**EXERCISE BRIEF**
Extract the records from the very first line through the line containing "organization-search-panel: Поиск организации", inclusive, and reproduce each of those lines unchanged.

Lines of data:
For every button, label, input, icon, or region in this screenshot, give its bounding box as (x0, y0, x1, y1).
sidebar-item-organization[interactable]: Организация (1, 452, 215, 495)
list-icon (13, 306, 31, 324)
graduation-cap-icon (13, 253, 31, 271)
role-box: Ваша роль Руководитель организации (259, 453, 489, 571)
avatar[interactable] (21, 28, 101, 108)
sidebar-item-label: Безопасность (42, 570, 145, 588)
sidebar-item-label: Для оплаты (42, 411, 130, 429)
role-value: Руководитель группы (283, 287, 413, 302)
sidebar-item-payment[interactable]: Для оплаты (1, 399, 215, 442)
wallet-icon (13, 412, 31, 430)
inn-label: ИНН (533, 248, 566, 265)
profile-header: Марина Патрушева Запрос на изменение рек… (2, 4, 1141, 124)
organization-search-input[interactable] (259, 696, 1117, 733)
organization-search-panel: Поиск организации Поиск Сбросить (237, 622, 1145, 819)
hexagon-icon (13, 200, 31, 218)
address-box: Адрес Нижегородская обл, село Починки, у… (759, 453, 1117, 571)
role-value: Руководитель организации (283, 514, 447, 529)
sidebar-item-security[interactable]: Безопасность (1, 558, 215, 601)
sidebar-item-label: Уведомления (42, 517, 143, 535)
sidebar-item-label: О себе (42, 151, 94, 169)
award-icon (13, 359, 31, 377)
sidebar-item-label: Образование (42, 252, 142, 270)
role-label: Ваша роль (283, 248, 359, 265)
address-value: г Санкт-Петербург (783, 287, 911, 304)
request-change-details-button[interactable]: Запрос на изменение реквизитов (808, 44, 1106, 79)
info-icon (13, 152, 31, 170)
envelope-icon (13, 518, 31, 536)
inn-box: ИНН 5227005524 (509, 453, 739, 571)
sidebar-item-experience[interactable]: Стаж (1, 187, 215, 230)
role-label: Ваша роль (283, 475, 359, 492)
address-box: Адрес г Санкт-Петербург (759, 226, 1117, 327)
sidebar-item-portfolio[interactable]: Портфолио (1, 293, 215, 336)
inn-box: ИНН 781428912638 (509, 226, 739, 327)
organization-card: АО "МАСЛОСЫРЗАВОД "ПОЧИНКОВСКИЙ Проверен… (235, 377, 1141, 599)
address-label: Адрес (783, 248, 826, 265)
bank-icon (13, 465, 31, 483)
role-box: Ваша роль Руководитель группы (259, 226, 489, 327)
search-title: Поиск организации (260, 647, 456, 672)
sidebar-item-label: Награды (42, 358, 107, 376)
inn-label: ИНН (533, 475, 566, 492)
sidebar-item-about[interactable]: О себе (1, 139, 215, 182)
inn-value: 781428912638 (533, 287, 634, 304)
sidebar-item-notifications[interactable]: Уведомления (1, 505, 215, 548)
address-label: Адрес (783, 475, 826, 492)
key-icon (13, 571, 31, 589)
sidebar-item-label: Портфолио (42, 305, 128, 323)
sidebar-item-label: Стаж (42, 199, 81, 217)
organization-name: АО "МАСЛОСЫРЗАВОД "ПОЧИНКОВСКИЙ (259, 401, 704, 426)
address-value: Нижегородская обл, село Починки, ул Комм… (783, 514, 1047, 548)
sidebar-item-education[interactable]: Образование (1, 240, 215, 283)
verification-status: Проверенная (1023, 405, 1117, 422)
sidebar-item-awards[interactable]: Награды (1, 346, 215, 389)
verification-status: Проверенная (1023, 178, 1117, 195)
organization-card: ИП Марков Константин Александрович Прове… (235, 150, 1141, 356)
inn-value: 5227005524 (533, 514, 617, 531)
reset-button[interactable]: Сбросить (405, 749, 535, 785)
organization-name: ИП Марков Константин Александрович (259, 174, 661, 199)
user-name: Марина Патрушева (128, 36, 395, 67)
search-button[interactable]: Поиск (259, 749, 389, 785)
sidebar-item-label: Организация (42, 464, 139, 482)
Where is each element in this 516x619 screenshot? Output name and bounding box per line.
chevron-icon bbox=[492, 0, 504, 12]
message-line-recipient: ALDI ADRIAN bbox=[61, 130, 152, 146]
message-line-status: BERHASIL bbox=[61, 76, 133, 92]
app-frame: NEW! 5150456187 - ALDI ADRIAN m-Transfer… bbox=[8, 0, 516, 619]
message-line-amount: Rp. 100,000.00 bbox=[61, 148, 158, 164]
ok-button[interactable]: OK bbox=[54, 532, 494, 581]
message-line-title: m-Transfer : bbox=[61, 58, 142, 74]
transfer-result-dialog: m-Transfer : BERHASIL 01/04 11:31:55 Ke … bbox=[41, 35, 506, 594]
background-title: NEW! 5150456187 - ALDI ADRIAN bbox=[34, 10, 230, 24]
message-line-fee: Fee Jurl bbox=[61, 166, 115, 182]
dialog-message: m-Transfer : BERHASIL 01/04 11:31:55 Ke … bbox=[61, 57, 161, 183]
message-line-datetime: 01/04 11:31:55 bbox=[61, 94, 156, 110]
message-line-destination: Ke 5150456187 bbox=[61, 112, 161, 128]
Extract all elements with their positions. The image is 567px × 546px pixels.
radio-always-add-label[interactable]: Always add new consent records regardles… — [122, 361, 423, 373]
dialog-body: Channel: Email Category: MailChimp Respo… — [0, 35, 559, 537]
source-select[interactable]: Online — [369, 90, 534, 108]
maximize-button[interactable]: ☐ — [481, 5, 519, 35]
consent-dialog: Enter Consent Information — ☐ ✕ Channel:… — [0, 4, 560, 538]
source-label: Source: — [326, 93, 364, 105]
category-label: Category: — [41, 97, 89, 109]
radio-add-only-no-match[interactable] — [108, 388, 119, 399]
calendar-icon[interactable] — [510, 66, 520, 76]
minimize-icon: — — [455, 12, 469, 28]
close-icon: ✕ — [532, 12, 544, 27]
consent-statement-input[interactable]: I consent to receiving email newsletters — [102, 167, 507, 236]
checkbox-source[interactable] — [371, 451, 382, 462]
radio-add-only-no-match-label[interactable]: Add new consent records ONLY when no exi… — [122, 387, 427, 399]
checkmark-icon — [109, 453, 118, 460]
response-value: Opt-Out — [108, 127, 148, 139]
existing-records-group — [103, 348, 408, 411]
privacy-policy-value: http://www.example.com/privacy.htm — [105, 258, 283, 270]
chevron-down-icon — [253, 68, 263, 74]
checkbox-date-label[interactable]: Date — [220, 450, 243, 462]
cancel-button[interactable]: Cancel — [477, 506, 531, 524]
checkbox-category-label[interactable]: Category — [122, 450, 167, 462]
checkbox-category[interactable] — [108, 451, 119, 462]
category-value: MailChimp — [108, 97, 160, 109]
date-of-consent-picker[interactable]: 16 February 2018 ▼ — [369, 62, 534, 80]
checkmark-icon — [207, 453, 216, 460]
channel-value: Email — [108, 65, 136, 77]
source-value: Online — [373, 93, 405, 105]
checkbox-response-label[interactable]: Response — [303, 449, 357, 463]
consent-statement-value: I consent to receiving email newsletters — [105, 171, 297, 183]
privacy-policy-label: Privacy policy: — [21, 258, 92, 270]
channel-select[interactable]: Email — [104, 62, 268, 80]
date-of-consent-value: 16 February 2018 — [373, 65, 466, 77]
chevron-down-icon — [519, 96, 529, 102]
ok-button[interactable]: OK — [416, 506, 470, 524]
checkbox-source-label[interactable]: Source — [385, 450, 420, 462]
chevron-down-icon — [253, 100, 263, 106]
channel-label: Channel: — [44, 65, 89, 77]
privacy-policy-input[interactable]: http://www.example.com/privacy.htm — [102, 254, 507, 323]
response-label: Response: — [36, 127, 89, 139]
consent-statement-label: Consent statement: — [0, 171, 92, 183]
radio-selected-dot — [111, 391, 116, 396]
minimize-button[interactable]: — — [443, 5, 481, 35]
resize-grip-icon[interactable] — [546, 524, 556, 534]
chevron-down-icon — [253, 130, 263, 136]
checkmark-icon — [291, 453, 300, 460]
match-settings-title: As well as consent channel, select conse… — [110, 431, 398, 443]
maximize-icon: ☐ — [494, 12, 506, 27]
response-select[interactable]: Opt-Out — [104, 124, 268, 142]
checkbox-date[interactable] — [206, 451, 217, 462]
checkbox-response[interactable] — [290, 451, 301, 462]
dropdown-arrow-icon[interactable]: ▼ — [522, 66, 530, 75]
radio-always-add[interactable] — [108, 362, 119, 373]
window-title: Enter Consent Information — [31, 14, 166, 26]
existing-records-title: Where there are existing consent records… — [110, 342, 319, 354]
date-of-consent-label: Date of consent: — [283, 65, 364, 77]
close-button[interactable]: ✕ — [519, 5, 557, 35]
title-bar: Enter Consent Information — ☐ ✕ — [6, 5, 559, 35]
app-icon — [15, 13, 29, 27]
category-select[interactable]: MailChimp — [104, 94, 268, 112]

**SOLUTION BELOW**
For every button, label, input, icon, or region in this screenshot, give its bounding box as (x0, y0, x1, y1).
sidebar-item-organization[interactable]: Организация (1, 452, 215, 495)
list-icon (13, 306, 31, 324)
graduation-cap-icon (13, 253, 31, 271)
role-box: Ваша роль Руководитель организации (259, 453, 489, 571)
avatar[interactable] (21, 28, 101, 108)
sidebar-item-label: Безопасность (42, 570, 145, 588)
sidebar-item-label: Для оплаты (42, 411, 130, 429)
role-value: Руководитель группы (283, 287, 413, 302)
sidebar-item-payment[interactable]: Для оплаты (1, 399, 215, 442)
wallet-icon (13, 412, 31, 430)
inn-label: ИНН (533, 248, 566, 265)
profile-header: Марина Патрушева Запрос на изменение рек… (2, 4, 1141, 124)
organization-search-input[interactable] (259, 696, 1117, 733)
organization-search-panel: Поиск организации Поиск Сбросить (237, 622, 1145, 819)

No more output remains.